__Challenge__
Transcribe the full listing exactly, and drop every picture.

__Extracted data entries__
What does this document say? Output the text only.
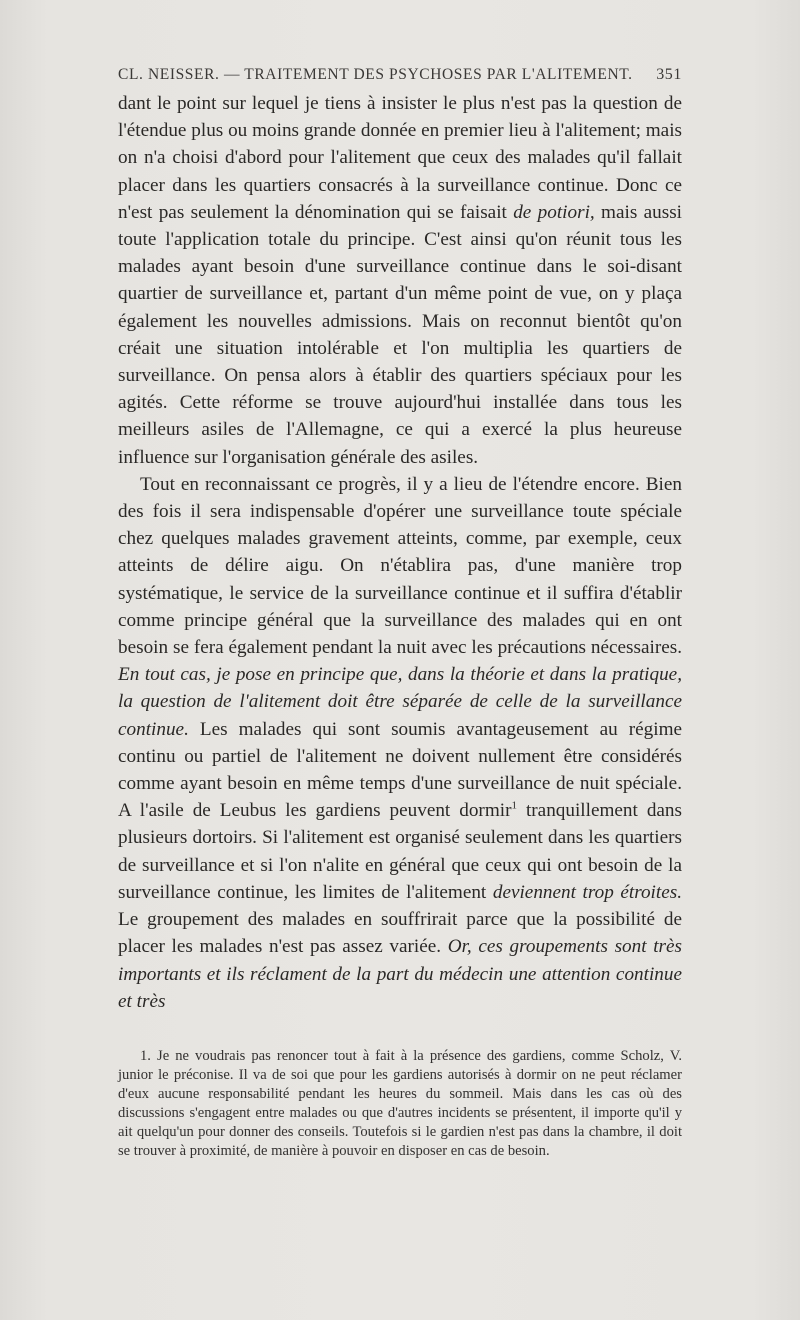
CL. NEISSER. — TRAITEMENT DES PSYCHOSES PAR L'ALITEMENT. 351

dant le point sur lequel je tiens à insister le plus n'est pas la question de l'étendue plus ou moins grande donnée en premier lieu à l'alitement; mais on n'a choisi d'abord pour l'alitement que ceux des malades qu'il fallait placer dans les quartiers consacrés à la surveillance continue. Donc ce n'est pas seulement la dénomination qui se faisait de potiori, mais aussi toute l'application totale du principe. C'est ainsi qu'on réunit tous les malades ayant besoin d'une surveillance continue dans le soi-disant quartier de surveillance et, partant d'un même point de vue, on y plaça également les nouvelles admissions. Mais on reconnut bientôt qu'on créait une situation intolérable et l'on multiplia les quartiers de surveillance. On pensa alors à établir des quartiers spéciaux pour les agités. Cette réforme se trouve aujourd'hui installée dans tous les meilleurs asiles de l'Allemagne, ce qui a exercé la plus heureuse influence sur l'organisation générale des asiles.

Tout en reconnaissant ce progrès, il y a lieu de l'étendre encore. Bien des fois il sera indispensable d'opérer une surveillance toute spéciale chez quelques malades gravement atteints, comme, par exemple, ceux atteints de délire aigu. On n'établira pas, d'une manière trop systématique, le service de la surveillance continue et il suffira d'établir comme principe général que la surveillance des malades qui en ont besoin se fera également pendant la nuit avec les précautions nécessaires. En tout cas, je pose en principe que, dans la théorie et dans la pratique, la question de l'alitement doit être séparée de celle de la surveillance continue. Les malades qui sont soumis avantageusement au régime continu ou partiel de l'alitement ne doivent nullement être considérés comme ayant besoin en même temps d'une surveillance de nuit spéciale. A l'asile de Leubus les gardiens peuvent dormir$^1$ tranquillement dans plusieurs dortoirs. Si l'alitement est organisé seulement dans les quartiers de surveillance et si l'on n'alite en général que ceux qui ont besoin de la surveillance continue, les limites de l'alitement deviennent trop étroites. Le groupement des malades en souffrirait parce que la possibilité de placer les malades n'est pas assez variée. Or, ces groupements sont très importants et ils réclament de la part du médecin une attention continue et très

1. Je ne voudrais pas renoncer tout à fait à la présence des gardiens, comme Scholz, V. junior le préconise. Il va de soi que pour les gardiens autorisés à dormir on ne peut réclamer d'eux aucune responsabilité pendant les heures du sommeil. Mais dans les cas où des discussions s'engagent entre malades ou que d'autres incidents se présentent, il importe qu'il y ait quelqu'un pour donner des conseils. Toutefois si le gardien n'est pas dans la chambre, il doit se trouver à proximité, de manière à pouvoir en disposer en cas de besoin.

__Output__
What does this document say? Output the text only.
CL. NEISSER. — TRAITEMENT DES PSYCHOSES PAR L'ALITEMENT. 351

dant le point sur lequel je tiens à insister le plus n'est pas la question de l'étendue plus ou moins grande donnée en premier lieu à l'alitement; mais on n'a choisi d'abord pour l'alitement que ceux des malades qu'il fallait placer dans les quartiers consacrés à la surveillance continue. Donc ce n'est pas seulement la dénomination qui se faisait de potiori, mais aussi toute l'application totale du principe. C'est ainsi qu'on réunit tous les malades ayant besoin d'une surveillance continue dans le soi-disant quartier de surveillance et, partant d'un même point de vue, on y plaça également les nouvelles admissions. Mais on reconnut bientôt qu'on créait une situation intolérable et l'on multiplia les quartiers de surveillance. On pensa alors à établir des quartiers spéciaux pour les agités. Cette réforme se trouve aujourd'hui installée dans tous les meilleurs asiles de l'Allemagne, ce qui a exercé la plus heureuse influence sur l'organisation générale des asiles.

Tout en reconnaissant ce progrès, il y a lieu de l'étendre encore. Bien des fois il sera indispensable d'opérer une surveillance toute spéciale chez quelques malades gravement atteints, comme, par exemple, ceux atteints de délire aigu. On n'établira pas, d'une manière trop systématique, le service de la surveillance continue et il suffira d'établir comme principe général que la surveillance des malades qui en ont besoin se fera également pendant la nuit avec les précautions nécessaires. En tout cas, je pose en principe que, dans la théorie et dans la pratique, la question de l'alitement doit être séparée de celle de la surveillance continue. Les malades qui sont soumis avantageusement au régime continu ou partiel de l'alitement ne doivent nullement être considérés comme ayant besoin en même temps d'une surveillance de nuit spéciale. A l'asile de Leubus les gardiens peuvent dormir$^1$ tranquillement dans plusieurs dortoirs. Si l'alitement est organisé seulement dans les quartiers de surveillance et si l'on n'alite en général que ceux qui ont besoin de la surveillance continue, les limites de l'alitement deviennent trop étroites. Le groupement des malades en souffrirait parce que la possibilité de placer les malades n'est pas assez variée. Or, ces groupements sont très importants et ils réclament de la part du médecin une attention continue et très

1. Je ne voudrais pas renoncer tout à fait à la présence des gardiens, comme Scholz, V. junior le préconise. Il va de soi que pour les gardiens autorisés à dormir on ne peut réclamer d'eux aucune responsabilité pendant les heures du sommeil. Mais dans les cas où des discussions s'engagent entre malades ou que d'autres incidents se présentent, il importe qu'il y ait quelqu'un pour donner des conseils. Toutefois si le gardien n'est pas dans la chambre, il doit se trouver à proximité, de manière à pouvoir en disposer en cas de besoin.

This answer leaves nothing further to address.